## Begin Records

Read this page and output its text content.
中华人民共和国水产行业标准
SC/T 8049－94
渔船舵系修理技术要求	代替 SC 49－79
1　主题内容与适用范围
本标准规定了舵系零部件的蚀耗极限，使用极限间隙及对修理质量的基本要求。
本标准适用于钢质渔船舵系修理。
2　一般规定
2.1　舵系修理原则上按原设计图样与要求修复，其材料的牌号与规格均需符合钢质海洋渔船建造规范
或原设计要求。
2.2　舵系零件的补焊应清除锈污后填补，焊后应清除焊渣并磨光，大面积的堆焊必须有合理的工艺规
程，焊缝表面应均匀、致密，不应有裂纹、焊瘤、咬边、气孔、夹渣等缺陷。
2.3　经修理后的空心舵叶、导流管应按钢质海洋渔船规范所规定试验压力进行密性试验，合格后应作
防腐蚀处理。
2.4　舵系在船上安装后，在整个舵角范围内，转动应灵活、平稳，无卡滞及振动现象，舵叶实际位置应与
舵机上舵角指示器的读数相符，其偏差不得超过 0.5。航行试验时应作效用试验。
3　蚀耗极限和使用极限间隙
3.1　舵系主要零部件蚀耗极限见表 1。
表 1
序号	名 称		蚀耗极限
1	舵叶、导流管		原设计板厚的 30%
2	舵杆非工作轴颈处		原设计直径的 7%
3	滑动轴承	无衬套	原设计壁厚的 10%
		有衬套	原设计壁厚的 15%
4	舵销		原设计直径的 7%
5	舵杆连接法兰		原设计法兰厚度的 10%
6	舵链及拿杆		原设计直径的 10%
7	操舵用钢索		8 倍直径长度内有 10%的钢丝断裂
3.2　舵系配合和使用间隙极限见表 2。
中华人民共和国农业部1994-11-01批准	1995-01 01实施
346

## End Records

**Request**
Restate the whole of the material exactly.

**Result of this exercise**
Read this page and output its text content.
中华人民共和国水产行业标准
SC/T 8049－94
渔船舵系修理技术要求	代替 SC 49－79
1　主题内容与适用范围
本标准规定了舵系零部件的蚀耗极限，使用极限间隙及对修理质量的基本要求。
本标准适用于钢质渔船舵系修理。
2　一般规定
2.1　舵系修理原则上按原设计图样与要求修复，其材料的牌号与规格均需符合钢质海洋渔船建造规范
或原设计要求。
2.2　舵系零件的补焊应清除锈污后填补，焊后应清除焊渣并磨光，大面积的堆焊必须有合理的工艺规
程，焊缝表面应均匀、致密，不应有裂纹、焊瘤、咬边、气孔、夹渣等缺陷。
2.3　经修理后的空心舵叶、导流管应按钢质海洋渔船规范所规定试验压力进行密性试验，合格后应作
防腐蚀处理。
2.4　舵系在船上安装后，在整个舵角范围内，转动应灵活、平稳，无卡滞及振动现象，舵叶实际位置应与
舵机上舵角指示器的读数相符，其偏差不得超过 0.5。航行试验时应作效用试验。
3　蚀耗极限和使用极限间隙
3.1　舵系主要零部件蚀耗极限见表 1。
表 1
序号	名 称		蚀耗极限
1	舵叶、导流管		原设计板厚的 30%
2	舵杆非工作轴颈处		原设计直径的 7%
3	滑动轴承	无衬套	原设计壁厚的 10%
		有衬套	原设计壁厚的 15%
4	舵销		原设计直径的 7%
5	舵杆连接法兰		原设计法兰厚度的 10%
6	舵链及拿杆		原设计直径的 10%
7	操舵用钢索		8 倍直径长度内有 10%的钢丝断裂
3.2　舵系配合和使用间隙极限见表 2。
中华人民共和国农业部1994-11-01批准	1995-01 01实施
346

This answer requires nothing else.